Set task
Extract all of the data and reproduce it precisely.

Data provided
"""
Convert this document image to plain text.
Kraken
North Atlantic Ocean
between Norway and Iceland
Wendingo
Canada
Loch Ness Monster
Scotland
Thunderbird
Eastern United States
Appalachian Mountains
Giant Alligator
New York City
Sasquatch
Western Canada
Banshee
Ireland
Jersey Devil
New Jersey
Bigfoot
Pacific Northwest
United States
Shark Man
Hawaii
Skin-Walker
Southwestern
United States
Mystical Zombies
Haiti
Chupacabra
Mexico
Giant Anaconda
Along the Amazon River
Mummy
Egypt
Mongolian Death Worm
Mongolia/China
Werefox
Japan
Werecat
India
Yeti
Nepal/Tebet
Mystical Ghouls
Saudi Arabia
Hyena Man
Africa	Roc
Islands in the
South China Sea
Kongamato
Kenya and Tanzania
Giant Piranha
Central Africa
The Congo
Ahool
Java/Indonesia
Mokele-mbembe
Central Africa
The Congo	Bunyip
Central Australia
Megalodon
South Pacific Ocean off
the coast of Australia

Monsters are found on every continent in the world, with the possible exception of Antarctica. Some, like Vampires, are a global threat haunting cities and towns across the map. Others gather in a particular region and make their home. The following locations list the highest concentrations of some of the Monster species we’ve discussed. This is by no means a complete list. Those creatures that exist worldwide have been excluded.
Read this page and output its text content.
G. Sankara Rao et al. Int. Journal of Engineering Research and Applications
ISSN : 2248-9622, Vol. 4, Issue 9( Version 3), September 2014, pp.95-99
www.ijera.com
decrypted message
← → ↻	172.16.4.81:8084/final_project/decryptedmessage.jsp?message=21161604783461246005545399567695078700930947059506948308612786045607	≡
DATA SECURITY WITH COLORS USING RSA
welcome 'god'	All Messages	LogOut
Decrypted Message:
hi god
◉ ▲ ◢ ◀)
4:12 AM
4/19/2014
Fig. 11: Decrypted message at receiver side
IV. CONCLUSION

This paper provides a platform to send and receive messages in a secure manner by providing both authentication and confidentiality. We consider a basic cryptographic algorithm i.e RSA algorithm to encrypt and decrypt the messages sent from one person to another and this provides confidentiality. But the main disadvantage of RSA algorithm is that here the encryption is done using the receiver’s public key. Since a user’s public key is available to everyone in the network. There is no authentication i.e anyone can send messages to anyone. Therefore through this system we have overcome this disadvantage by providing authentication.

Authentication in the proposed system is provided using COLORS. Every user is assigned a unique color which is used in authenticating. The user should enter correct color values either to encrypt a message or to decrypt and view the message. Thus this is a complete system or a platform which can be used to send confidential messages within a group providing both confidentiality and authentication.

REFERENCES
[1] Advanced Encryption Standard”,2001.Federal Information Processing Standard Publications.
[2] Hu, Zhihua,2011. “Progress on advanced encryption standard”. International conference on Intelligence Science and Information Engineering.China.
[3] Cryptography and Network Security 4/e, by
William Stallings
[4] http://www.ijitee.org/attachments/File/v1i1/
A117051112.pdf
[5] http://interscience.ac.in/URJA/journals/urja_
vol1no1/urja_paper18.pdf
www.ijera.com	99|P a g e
"""
Exercise response
Convert this document image to plain text.
Kraken
North Atlantic Ocean
between Norway and Iceland
Wendingo
Canada
Loch Ness Monster
Scotland
Thunderbird
Eastern United States
Appalachian Mountains
Giant Alligator
New York City
Sasquatch
Western Canada
Banshee
Ireland
Jersey Devil
New Jersey
Bigfoot
Pacific Northwest
United States
Shark Man
Hawaii
Skin-Walker
Southwestern
United States
Mystical Zombies
Haiti
Chupacabra
Mexico
Giant Anaconda
Along the Amazon River
Mummy
Egypt
Mongolian Death Worm
Mongolia/China
Werefox
Japan
Werecat
India
Yeti
Nepal/Tebet
Mystical Ghouls
Saudi Arabia
Hyena Man
Africa	Roc
Islands in the
South China Sea
Kongamato
Kenya and Tanzania
Giant Piranha
Central Africa
The Congo
Ahool
Java/Indonesia
Mokele-mbembe
Central Africa
The Congo	Bunyip
Central Australia
Megalodon
South Pacific Ocean off
the coast of Australia

Monsters are found on every continent in the world, with the possible exception of Antarctica. Some, like Vampires, are a global threat haunting cities and towns across the map. Others gather in a particular region and make their home. The following locations list the highest concentrations of some of the Monster species we’ve discussed. This is by no means a complete list. Those creatures that exist worldwide have been excluded.
Read this page and output its text content.
G. Sankara Rao et al. Int. Journal of Engineering Research and Applications
ISSN : 2248-9622, Vol. 4, Issue 9( Version 3), September 2014, pp.95-99
www.ijera.com
decrypted message
← → ↻	172.16.4.81:8084/final_project/decryptedmessage.jsp?message=21161604783461246005545399567695078700930947059506948308612786045607	≡
DATA SECURITY WITH COLORS USING RSA
welcome 'god'	All Messages	LogOut
Decrypted Message:
hi god
◉ ▲ ◢ ◀)
4:12 AM
4/19/2014
Fig. 11: Decrypted message at receiver side
IV. CONCLUSION

This paper provides a platform to send and receive messages in a secure manner by providing both authentication and confidentiality. We consider a basic cryptographic algorithm i.e RSA algorithm to encrypt and decrypt the messages sent from one person to another and this provides confidentiality. But the main disadvantage of RSA algorithm is that here the encryption is done using the receiver’s public key. Since a user’s public key is available to everyone in the network. There is no authentication i.e anyone can send messages to anyone. Therefore through this system we have overcome this disadvantage by providing authentication.

Authentication in the proposed system is provided using COLORS. Every user is assigned a unique color which is used in authenticating. The user should enter correct color values either to encrypt a message or to decrypt and view the message. Thus this is a complete system or a platform which can be used to send confidential messages within a group providing both confidentiality and authentication.

REFERENCES
[1] Advanced Encryption Standard”,2001.Federal Information Processing Standard Publications.
[2] Hu, Zhihua,2011. “Progress on advanced encryption standard”. International conference on Intelligence Science and Information Engineering.China.
[3] Cryptography and Network Security 4/e, by
William Stallings
[4] http://www.ijitee.org/attachments/File/v1i1/
A117051112.pdf
[5] http://interscience.ac.in/URJA/journals/urja_
vol1no1/urja_paper18.pdf
www.ijera.com	99|P a g e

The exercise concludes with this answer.